>> START GIVEN ENTRIES

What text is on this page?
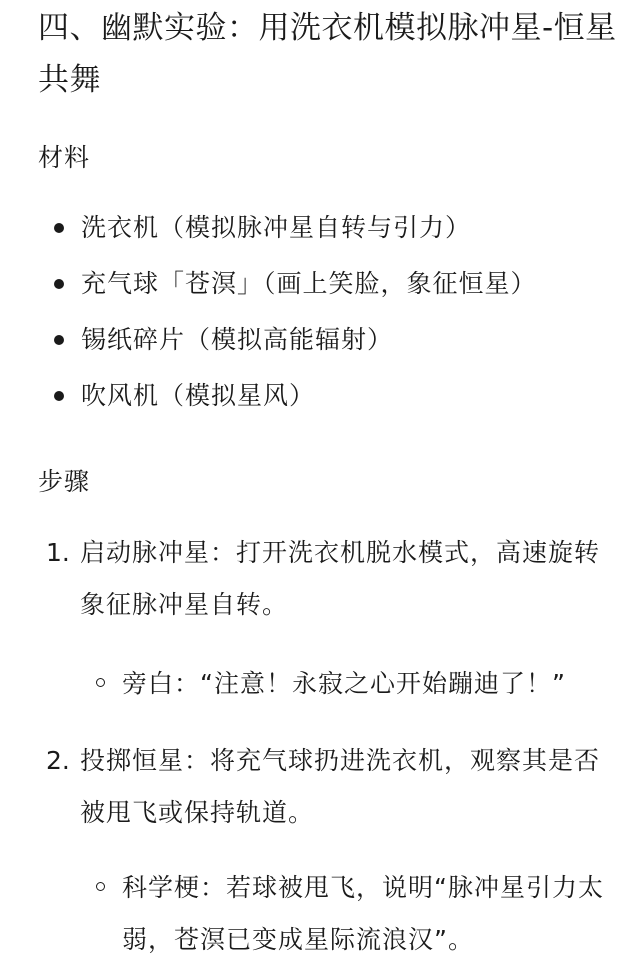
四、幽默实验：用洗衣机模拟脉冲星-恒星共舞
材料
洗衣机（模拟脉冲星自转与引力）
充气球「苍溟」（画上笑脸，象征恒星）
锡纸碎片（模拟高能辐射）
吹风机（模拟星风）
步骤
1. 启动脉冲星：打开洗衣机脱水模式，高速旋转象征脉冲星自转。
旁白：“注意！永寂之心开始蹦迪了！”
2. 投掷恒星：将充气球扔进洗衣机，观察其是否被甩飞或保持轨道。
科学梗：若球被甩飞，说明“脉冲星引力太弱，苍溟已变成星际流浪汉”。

>> END GIVEN ENTRIES
>> START GIVEN ENTRIES

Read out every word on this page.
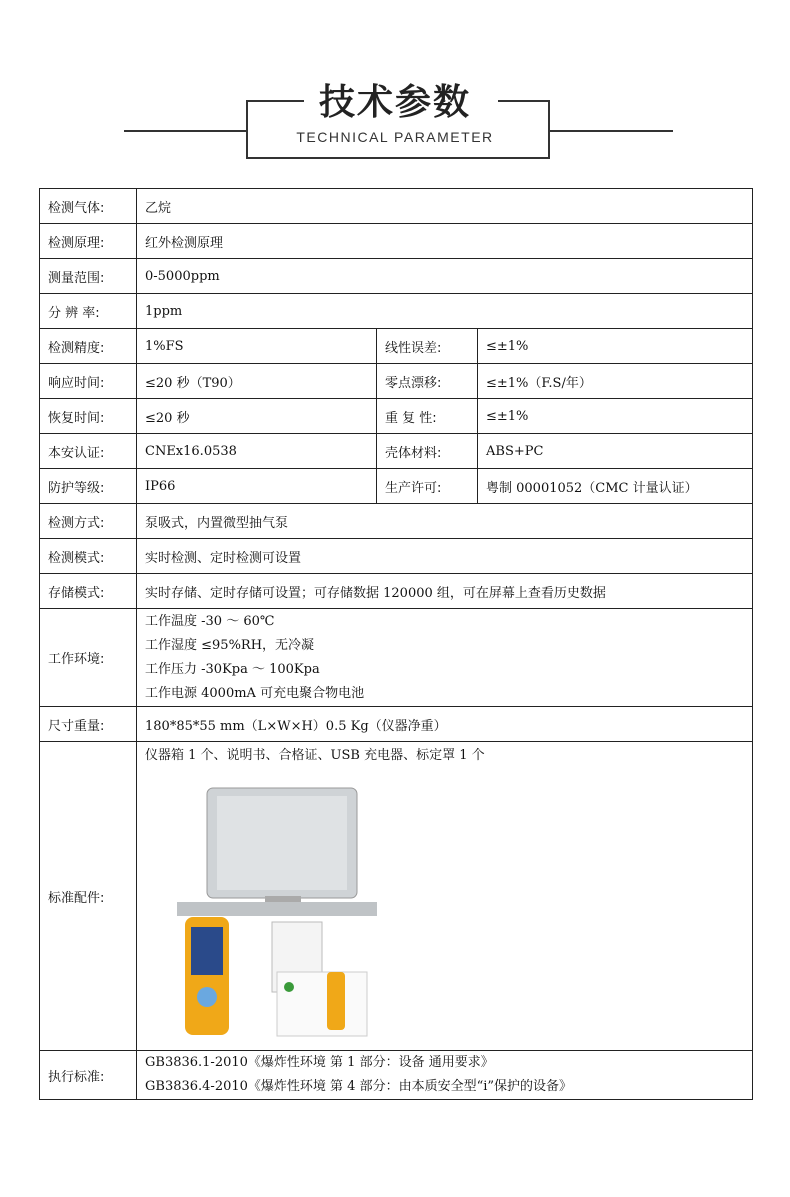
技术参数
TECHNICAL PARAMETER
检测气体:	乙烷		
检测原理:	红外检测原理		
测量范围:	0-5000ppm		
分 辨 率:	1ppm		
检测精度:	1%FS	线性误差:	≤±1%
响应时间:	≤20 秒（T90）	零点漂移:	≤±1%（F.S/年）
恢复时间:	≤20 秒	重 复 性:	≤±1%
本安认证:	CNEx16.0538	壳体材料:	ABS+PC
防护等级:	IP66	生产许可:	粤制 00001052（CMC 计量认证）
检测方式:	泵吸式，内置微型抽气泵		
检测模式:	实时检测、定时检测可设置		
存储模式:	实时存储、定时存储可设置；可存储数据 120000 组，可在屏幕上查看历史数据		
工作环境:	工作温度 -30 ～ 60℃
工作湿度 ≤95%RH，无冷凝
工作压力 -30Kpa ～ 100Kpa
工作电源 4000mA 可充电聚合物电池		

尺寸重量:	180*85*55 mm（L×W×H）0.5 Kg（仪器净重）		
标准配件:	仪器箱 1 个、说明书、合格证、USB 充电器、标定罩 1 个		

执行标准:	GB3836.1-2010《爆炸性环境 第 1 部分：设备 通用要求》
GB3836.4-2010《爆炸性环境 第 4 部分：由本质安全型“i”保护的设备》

>> END GIVEN ENTRIES

AIM =
Search the data for "page". Copy every matching line.

TASK SOLUTION =
What text is on this page?
Read out every word on this page.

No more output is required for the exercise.